▶ PROBLEM TO WORK ON
In the data below, find each line containing the string "BULAN" and return it.
════════════════
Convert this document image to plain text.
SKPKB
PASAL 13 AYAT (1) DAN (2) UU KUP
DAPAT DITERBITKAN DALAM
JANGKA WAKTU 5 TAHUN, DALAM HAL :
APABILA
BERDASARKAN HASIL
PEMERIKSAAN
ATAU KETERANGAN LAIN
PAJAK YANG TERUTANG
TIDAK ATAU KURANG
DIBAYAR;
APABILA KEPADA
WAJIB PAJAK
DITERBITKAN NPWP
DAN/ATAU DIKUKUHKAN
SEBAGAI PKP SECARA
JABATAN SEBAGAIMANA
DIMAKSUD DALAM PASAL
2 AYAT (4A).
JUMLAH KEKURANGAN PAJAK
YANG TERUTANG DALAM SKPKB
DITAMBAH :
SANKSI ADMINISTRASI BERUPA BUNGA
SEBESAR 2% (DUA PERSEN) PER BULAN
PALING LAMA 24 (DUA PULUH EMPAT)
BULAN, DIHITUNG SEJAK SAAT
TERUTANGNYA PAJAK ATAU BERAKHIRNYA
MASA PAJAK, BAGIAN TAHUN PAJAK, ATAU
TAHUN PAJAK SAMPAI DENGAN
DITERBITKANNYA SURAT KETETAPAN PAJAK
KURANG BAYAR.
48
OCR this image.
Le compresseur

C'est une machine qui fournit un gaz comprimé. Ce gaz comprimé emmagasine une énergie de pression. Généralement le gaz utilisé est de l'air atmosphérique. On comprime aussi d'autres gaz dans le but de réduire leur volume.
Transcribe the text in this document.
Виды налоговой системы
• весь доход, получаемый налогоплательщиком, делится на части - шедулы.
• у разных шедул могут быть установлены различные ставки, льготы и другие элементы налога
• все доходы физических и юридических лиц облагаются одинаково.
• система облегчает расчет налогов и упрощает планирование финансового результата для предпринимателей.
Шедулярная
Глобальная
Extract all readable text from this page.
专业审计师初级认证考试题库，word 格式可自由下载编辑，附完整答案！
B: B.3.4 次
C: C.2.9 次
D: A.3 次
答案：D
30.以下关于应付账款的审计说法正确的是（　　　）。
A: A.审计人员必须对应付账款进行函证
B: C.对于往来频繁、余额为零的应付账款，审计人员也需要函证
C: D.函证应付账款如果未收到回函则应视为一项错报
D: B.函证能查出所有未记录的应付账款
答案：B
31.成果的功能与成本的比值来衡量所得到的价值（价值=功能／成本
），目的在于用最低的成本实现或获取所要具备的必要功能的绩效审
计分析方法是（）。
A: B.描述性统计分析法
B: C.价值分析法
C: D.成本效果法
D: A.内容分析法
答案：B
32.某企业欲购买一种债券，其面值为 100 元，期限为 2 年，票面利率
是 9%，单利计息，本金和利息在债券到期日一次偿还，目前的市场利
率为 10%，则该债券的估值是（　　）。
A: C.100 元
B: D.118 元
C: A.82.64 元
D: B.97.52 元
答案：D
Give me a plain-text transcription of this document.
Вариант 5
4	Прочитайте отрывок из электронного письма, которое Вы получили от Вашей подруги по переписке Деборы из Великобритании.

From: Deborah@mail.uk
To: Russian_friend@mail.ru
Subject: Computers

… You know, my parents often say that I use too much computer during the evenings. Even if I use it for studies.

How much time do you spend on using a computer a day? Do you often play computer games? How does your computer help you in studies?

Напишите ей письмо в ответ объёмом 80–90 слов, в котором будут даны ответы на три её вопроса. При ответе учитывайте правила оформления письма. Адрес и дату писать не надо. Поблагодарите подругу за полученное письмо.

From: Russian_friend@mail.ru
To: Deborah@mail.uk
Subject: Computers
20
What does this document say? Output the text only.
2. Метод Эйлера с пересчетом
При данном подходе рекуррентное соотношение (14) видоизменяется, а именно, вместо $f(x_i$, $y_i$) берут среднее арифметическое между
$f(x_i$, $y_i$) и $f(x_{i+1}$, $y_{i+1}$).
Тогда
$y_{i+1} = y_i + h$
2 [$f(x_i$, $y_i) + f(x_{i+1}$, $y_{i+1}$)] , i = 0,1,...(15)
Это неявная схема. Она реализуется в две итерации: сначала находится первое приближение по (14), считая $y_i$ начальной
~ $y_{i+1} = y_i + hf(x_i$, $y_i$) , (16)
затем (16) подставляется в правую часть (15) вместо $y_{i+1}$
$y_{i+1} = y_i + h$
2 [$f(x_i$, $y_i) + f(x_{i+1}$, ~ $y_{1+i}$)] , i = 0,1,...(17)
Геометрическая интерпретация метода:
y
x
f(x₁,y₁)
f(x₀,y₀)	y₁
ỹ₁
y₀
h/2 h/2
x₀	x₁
════════════════
▶ EXERCISE RESPONSE
SEBESAR 2% (DUA PERSEN) PER BULAN
BULAN, DIHITUNG SEJAK SAAT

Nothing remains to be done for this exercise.